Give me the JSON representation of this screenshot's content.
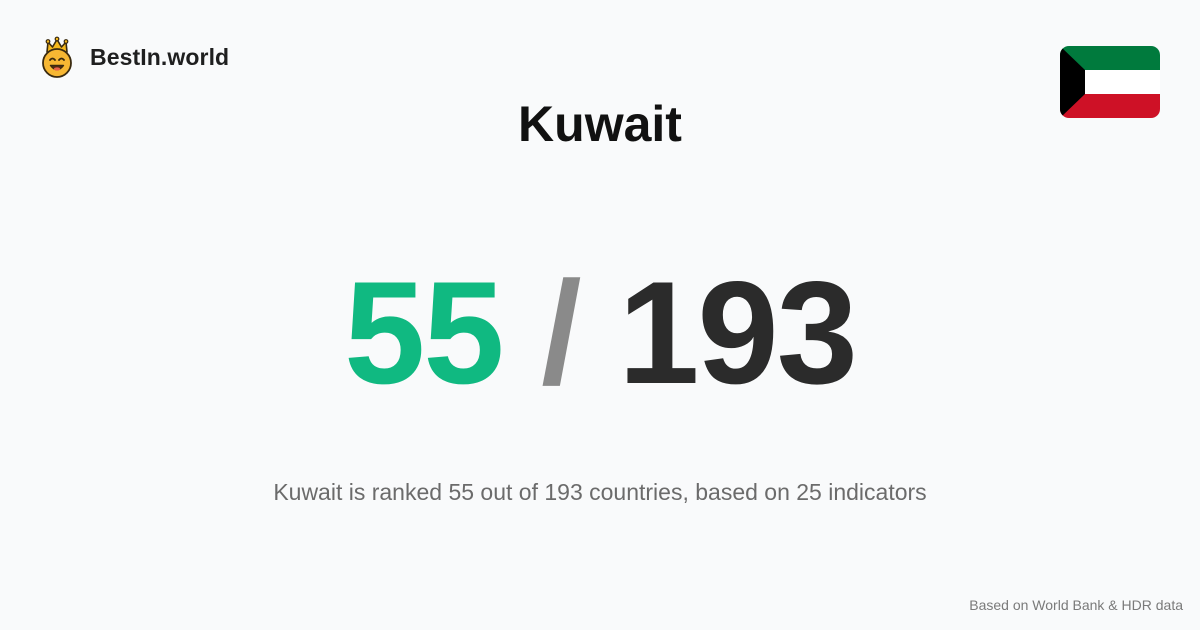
{
  "brand": {
    "name": "BestIn.world",
    "logo_icon": "crown-smiley-icon"
  },
  "country": {
    "name": "Kuwait",
    "flag_icon": "kuwait-flag-icon",
    "flag_colors": {
      "green": "#007a3d",
      "white": "#ffffff",
      "red": "#ce1126",
      "black": "#000000"
    }
  },
  "ranking": {
    "rank": "55",
    "separator": "/",
    "total": "193",
    "colors": {
      "rank": "#10b981",
      "separator": "#8a8a8a",
      "total": "#2b2b2b"
    }
  },
  "summary": "Kuwait is ranked 55 out of 193 countries, based on 25 indicators",
  "footer": {
    "source_note": "Based on World Bank & HDR data"
  }
}
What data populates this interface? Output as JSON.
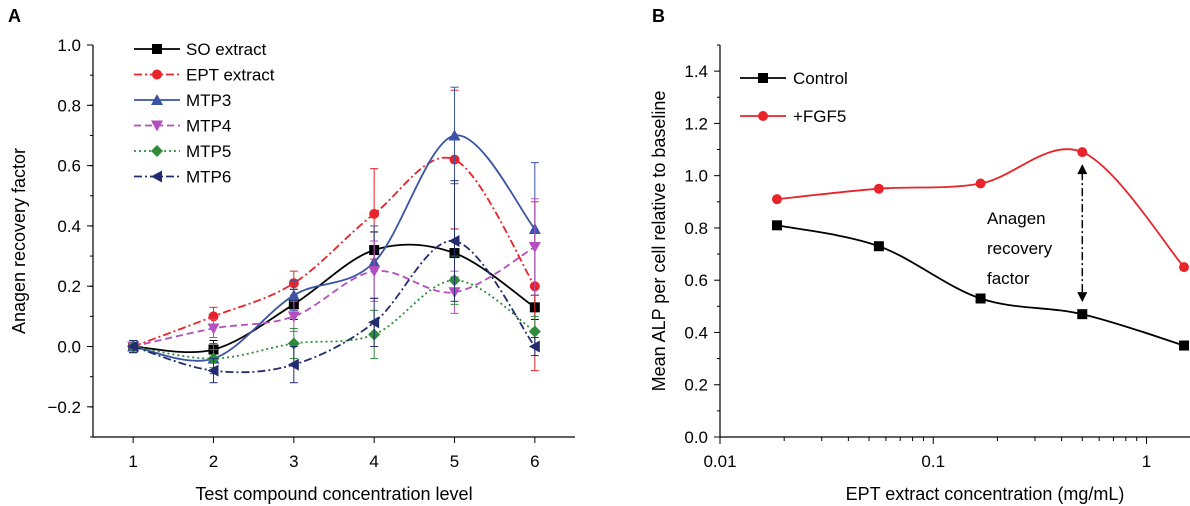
* * * * *
» REQUEST
Write out the whole listing again, exactly, with no pictures.

» FULL SOLUTION
Give me the JSON representation of this screenshot's content.
{
  "brand": {
    "name": "BestIn.world",
    "logo_icon": "crown-smiley-icon"
  },
  "country": {
    "name": "Kuwait",
    "flag_icon": "kuwait-flag-icon",
    "flag_colors": {
      "green": "#007a3d",
      "white": "#ffffff",
      "red": "#ce1126",
      "black": "#000000"
    }
  },
  "ranking": {
    "rank": "55",
    "separator": "/",
    "total": "193",
    "colors": {
      "rank": "#10b981",
      "separator": "#8a8a8a",
      "total": "#2b2b2b"
    }
  },
  "summary": "Kuwait is ranked 55 out of 193 countries, based on 25 indicators",
  "footer": {
    "source_note": "Based on World Bank & HDR data"
  }
}
What data populates this interface? Output as JSON.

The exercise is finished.